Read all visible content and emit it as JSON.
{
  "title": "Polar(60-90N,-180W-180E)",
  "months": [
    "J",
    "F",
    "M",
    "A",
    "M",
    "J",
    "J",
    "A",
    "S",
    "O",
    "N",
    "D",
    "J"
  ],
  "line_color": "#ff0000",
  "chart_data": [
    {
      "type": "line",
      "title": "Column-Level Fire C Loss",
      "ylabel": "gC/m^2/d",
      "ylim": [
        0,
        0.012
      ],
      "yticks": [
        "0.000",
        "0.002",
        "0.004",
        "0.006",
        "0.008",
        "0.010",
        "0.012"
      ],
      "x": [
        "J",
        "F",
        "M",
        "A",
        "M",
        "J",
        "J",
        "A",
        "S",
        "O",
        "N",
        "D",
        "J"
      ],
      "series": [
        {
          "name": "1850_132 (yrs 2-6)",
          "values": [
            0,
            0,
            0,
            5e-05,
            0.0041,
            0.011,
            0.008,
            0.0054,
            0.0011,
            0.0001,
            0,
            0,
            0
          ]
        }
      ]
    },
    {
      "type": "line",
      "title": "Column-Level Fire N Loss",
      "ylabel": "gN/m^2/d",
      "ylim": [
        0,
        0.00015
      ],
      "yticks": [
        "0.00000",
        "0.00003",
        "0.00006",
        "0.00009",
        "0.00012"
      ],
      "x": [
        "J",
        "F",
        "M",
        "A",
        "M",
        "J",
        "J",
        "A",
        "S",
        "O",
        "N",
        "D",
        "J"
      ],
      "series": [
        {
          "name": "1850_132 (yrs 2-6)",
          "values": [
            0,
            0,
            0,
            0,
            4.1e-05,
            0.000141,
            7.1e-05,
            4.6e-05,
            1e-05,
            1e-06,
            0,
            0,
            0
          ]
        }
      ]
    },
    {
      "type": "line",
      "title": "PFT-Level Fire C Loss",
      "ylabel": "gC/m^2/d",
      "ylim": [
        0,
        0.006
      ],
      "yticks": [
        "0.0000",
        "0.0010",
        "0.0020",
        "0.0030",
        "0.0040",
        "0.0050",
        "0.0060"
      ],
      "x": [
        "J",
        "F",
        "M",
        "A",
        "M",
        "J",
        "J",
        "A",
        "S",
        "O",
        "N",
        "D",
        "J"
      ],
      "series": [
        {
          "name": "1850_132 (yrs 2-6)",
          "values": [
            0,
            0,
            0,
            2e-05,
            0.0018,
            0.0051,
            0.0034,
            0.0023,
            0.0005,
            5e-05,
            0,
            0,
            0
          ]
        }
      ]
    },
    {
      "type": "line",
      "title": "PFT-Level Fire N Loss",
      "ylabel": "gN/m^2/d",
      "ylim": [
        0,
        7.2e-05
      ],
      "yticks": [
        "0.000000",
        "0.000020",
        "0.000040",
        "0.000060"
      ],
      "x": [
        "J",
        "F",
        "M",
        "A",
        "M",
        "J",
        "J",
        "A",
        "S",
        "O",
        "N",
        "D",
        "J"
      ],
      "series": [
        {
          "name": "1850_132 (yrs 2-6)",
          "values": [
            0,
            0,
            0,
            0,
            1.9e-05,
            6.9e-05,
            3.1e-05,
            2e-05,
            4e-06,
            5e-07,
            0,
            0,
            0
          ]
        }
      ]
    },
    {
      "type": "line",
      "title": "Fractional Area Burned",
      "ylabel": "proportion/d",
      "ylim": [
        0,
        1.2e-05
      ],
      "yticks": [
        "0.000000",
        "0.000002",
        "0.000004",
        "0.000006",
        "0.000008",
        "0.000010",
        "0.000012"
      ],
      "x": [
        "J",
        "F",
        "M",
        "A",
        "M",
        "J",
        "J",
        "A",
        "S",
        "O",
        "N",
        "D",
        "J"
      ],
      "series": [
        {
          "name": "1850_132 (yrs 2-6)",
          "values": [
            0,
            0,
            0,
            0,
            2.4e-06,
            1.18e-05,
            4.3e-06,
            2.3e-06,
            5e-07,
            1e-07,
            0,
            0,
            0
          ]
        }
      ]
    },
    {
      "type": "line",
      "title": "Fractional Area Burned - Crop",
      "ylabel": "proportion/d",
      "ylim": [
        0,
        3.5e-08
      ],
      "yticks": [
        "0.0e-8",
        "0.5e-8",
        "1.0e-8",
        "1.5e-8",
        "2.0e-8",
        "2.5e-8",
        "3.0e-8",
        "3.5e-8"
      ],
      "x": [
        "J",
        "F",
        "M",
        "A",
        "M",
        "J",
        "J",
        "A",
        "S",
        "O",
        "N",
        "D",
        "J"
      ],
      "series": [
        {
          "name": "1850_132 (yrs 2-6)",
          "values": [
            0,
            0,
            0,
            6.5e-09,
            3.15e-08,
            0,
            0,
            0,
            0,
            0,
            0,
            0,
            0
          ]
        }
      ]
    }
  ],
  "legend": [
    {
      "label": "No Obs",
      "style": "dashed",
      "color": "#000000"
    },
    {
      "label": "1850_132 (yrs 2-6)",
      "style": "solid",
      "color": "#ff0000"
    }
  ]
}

- What you need to do: Which lines contain "Loss"? Copy each of them.

- Result for this exercise:
      "title": "Column-Level Fire C Loss",
      "title": "Column-Level Fire N Loss",
      "title": "PFT-Level Fire C Loss",
      "title": "PFT-Level Fire N Loss",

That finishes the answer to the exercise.